Box coordinate listings:
________________________

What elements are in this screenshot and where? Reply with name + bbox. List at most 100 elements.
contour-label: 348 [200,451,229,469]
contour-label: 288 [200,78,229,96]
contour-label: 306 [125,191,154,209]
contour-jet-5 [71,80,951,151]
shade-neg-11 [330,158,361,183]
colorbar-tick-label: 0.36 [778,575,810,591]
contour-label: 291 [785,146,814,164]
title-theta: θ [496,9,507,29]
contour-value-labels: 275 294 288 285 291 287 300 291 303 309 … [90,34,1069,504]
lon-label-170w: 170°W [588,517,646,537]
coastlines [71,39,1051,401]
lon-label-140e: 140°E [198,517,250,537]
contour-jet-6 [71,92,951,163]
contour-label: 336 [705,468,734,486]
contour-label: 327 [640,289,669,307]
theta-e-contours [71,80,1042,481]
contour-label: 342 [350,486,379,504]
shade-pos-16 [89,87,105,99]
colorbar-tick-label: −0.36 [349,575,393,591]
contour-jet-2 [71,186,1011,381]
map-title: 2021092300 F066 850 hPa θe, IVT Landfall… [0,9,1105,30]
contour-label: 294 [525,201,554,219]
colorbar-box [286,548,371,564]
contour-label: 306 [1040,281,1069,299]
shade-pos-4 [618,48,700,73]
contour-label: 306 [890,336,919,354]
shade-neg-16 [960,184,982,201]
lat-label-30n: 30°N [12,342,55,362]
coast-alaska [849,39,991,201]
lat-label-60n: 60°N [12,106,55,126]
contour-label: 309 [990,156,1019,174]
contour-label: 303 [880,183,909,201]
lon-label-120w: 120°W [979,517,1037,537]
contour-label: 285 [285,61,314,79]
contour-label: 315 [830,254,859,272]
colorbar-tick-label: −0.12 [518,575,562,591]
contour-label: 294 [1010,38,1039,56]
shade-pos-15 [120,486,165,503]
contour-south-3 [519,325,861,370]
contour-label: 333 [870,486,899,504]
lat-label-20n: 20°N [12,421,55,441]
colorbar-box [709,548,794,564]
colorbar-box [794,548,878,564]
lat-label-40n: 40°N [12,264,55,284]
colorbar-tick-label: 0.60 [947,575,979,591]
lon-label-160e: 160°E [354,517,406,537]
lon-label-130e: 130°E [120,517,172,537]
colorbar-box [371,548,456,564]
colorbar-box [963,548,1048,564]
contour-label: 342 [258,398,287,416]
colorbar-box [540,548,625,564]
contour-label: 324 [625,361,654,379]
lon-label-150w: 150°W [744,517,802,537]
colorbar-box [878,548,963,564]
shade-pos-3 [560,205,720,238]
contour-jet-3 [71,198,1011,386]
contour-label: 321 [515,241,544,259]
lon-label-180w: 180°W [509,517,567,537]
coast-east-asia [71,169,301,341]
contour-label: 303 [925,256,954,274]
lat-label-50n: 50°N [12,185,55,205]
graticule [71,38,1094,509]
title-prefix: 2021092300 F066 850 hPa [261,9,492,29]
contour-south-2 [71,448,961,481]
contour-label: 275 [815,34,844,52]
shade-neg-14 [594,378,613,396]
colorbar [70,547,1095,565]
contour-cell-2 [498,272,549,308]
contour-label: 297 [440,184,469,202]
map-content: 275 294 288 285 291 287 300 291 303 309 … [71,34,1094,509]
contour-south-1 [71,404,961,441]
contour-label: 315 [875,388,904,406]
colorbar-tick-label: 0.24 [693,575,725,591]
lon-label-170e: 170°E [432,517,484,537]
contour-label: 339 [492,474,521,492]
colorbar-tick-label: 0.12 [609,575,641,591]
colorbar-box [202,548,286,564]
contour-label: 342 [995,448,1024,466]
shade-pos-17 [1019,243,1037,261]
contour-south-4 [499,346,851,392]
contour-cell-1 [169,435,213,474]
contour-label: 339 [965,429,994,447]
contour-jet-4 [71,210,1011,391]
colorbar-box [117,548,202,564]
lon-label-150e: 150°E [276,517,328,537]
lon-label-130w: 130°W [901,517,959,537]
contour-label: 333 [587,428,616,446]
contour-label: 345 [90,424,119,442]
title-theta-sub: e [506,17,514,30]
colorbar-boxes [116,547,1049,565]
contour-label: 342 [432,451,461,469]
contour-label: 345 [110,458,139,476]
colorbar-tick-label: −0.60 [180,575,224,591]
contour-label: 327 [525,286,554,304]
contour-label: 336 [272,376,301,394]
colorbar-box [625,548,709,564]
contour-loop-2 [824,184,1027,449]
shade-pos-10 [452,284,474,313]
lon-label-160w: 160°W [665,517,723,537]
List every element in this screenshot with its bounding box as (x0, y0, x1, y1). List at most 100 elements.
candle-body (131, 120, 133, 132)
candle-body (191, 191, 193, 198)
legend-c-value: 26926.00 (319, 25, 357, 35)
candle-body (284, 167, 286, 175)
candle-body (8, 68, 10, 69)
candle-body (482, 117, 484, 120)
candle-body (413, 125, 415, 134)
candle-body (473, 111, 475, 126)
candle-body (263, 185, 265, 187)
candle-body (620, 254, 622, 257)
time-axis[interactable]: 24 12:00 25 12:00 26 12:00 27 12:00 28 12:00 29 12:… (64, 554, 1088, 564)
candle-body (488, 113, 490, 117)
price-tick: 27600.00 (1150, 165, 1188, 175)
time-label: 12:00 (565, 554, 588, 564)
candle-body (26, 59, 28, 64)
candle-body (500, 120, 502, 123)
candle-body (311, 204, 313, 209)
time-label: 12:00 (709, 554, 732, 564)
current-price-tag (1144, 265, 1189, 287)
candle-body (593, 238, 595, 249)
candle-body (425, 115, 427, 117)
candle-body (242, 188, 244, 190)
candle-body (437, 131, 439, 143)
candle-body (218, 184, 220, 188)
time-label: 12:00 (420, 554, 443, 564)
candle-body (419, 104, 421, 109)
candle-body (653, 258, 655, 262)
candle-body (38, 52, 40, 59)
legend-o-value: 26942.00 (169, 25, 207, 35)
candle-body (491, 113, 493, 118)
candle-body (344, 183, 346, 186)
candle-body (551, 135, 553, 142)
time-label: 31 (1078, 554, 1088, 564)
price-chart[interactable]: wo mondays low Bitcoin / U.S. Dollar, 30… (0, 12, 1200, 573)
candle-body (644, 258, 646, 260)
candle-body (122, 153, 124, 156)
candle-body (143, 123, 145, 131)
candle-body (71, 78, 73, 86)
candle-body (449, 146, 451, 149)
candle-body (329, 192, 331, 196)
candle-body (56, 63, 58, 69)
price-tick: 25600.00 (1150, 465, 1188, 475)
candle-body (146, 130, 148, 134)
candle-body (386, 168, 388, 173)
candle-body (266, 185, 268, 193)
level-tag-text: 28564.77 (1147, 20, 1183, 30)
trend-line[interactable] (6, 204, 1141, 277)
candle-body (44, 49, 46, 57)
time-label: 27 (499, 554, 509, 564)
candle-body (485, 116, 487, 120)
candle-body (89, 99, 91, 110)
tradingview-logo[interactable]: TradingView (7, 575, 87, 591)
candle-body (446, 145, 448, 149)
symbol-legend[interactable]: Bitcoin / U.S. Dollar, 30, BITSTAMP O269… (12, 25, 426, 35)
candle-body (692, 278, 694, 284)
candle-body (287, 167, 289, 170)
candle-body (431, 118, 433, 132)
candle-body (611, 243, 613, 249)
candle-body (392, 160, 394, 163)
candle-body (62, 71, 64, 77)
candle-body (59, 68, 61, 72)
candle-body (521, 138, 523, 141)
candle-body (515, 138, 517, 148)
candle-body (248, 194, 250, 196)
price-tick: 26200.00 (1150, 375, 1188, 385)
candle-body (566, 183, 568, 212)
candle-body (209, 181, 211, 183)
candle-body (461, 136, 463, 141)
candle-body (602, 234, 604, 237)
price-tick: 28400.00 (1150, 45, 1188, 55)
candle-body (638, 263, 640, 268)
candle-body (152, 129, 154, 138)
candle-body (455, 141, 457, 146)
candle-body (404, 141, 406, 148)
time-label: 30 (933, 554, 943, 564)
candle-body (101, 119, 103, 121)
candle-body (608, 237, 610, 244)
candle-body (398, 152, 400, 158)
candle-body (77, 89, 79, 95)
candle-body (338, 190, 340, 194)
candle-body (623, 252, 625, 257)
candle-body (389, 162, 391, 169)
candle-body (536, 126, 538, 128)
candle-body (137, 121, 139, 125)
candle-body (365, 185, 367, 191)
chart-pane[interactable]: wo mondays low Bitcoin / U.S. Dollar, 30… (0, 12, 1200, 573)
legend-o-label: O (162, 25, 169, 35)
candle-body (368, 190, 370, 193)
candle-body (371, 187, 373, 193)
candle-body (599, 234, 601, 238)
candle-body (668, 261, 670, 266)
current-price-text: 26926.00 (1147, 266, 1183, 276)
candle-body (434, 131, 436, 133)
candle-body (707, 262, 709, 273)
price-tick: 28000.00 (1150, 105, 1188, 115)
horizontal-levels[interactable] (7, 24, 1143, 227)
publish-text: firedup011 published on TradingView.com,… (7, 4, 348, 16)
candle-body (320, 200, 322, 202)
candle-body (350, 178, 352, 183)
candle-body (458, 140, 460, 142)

________________________

Rewrite the rows from the very first one through the line containing "lon-label-180w: 180°W [509,517,567,537]", changing each "colorbar-box" to "colorbar-swatch" and leaving everything else as it is.

**THE OUTPUT:**
What elements are in this screenshot and where? Reply with name + bbox. List at most 100 elements.
contour-label: 348 [200,451,229,469]
contour-label: 288 [200,78,229,96]
contour-label: 306 [125,191,154,209]
contour-jet-5 [71,80,951,151]
shade-neg-11 [330,158,361,183]
colorbar-tick-label: 0.36 [778,575,810,591]
contour-label: 291 [785,146,814,164]
title-theta: θ [496,9,507,29]
contour-value-labels: 275 294 288 285 291 287 300 291 303 309 … [90,34,1069,504]
lon-label-170w: 170°W [588,517,646,537]
coastlines [71,39,1051,401]
lon-label-140e: 140°E [198,517,250,537]
contour-jet-6 [71,92,951,163]
contour-label: 336 [705,468,734,486]
contour-label: 327 [640,289,669,307]
theta-e-contours [71,80,1042,481]
contour-label: 342 [350,486,379,504]
shade-pos-16 [89,87,105,99]
colorbar-tick-label: −0.36 [349,575,393,591]
contour-jet-2 [71,186,1011,381]
map-title: 2021092300 F066 850 hPa θe, IVT Landfall… [0,9,1105,30]
contour-label: 294 [525,201,554,219]
colorbar-swatch [286,548,371,564]
contour-label: 306 [1040,281,1069,299]
shade-pos-4 [618,48,700,73]
contour-label: 306 [890,336,919,354]
shade-neg-16 [960,184,982,201]
lat-label-30n: 30°N [12,342,55,362]
coast-alaska [849,39,991,201]
lat-label-60n: 60°N [12,106,55,126]
contour-label: 309 [990,156,1019,174]
contour-label: 303 [880,183,909,201]
lon-label-120w: 120°W [979,517,1037,537]
contour-label: 285 [285,61,314,79]
contour-label: 315 [830,254,859,272]
colorbar-tick-label: −0.12 [518,575,562,591]
contour-label: 294 [1010,38,1039,56]
shade-pos-15 [120,486,165,503]
contour-south-3 [519,325,861,370]
contour-label: 333 [870,486,899,504]
lat-label-20n: 20°N [12,421,55,441]
colorbar-swatch [709,548,794,564]
colorbar-swatch [794,548,878,564]
lat-label-40n: 40°N [12,264,55,284]
colorbar-tick-label: 0.60 [947,575,979,591]
lon-label-160e: 160°E [354,517,406,537]
lon-label-130e: 130°E [120,517,172,537]
colorbar-swatch [371,548,456,564]
colorbar-swatch [963,548,1048,564]
contour-label: 342 [258,398,287,416]
colorbar-swatch [540,548,625,564]
contour-label: 324 [625,361,654,379]
lon-label-150w: 150°W [744,517,802,537]
colorbar-swatch [878,548,963,564]
shade-pos-3 [560,205,720,238]
contour-jet-3 [71,198,1011,386]
contour-label: 321 [515,241,544,259]
lon-label-180w: 180°W [509,517,567,537]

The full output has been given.